→ Reading passage
Did you know your electricity rates may go up soon? The California Public Utilities Commission (CPUC) is considering changes to electricity rates as a result of a new bill passed in 2013. This law, AB 327 (Perea), makes a number of changes to the way rates are structured and allows the CPUC to approve a new fixed charge on all customers. Big utilities want to force everyone to pay the maximum flat fee which would especially hurt customers who use little or no electricity. This fixed charge could harm low-income Californians, and will increase the monthly bills of those who try to save money by using less electricity.
How does electricity pricing work again?
Currently, California’s electricity is priced to incentivize conservation: the more energy you use, the higher price you pay. There are four different pricing “tiers,” where people who use less energy pay lower rates, and those who use more energy pay higher rates. Most low-income people save money from the lower tiers because we typically conserve energy. But all that can change if the big utilities have their way.
From $60 to $120 per year for no electricity? No thanks.

(Records from a collection)
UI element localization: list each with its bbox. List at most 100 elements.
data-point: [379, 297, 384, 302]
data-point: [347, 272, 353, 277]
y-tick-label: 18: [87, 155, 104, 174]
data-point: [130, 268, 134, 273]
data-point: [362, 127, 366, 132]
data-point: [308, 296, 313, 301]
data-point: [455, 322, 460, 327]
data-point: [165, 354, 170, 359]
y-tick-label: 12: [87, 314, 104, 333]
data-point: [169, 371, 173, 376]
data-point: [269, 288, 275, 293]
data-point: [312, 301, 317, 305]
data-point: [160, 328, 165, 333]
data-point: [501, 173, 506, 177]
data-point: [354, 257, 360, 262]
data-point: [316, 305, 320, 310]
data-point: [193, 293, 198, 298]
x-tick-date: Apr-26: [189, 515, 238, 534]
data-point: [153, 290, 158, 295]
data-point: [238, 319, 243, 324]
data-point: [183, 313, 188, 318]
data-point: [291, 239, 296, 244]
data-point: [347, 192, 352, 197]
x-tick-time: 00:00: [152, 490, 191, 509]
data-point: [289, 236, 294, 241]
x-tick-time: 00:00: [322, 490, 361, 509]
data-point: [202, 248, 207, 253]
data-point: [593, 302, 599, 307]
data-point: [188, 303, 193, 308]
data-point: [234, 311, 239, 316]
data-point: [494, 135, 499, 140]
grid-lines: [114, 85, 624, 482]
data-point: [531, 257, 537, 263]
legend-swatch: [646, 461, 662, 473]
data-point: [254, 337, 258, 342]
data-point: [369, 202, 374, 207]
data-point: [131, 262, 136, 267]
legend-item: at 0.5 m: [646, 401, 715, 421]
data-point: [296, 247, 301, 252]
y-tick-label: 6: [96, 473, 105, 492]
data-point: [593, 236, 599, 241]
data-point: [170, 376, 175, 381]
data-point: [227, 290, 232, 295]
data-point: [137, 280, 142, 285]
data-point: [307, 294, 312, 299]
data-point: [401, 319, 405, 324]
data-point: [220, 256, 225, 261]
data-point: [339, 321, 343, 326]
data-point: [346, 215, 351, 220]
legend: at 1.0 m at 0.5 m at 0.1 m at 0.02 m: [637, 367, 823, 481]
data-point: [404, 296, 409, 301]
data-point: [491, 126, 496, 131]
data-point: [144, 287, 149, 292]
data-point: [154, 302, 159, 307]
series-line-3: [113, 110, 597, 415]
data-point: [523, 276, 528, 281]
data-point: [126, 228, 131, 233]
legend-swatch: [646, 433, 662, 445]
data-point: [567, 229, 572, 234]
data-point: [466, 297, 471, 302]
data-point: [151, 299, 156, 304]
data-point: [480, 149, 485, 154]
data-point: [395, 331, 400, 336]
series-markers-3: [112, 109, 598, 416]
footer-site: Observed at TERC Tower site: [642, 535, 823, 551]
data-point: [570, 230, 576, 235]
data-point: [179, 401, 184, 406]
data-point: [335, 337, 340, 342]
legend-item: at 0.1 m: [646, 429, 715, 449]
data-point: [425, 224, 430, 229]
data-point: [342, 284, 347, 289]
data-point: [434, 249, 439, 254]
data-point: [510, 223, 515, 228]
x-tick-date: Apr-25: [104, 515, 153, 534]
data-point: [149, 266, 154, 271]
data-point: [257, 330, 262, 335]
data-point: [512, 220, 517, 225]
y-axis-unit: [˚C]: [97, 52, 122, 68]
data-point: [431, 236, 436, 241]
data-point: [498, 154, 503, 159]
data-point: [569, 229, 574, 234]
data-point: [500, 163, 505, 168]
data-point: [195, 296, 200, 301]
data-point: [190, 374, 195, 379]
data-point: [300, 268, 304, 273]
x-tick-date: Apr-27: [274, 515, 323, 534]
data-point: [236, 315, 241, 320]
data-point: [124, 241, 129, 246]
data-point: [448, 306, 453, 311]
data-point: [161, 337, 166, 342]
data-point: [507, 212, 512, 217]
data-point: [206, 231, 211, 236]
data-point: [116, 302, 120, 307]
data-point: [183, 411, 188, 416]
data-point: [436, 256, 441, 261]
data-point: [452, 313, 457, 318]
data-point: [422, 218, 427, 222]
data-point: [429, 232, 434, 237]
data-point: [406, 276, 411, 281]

→ What you have to do
According to the text on California electricity rates, how many pricing tiers does California currently use for electricity?

→ Result for this exercise
Four.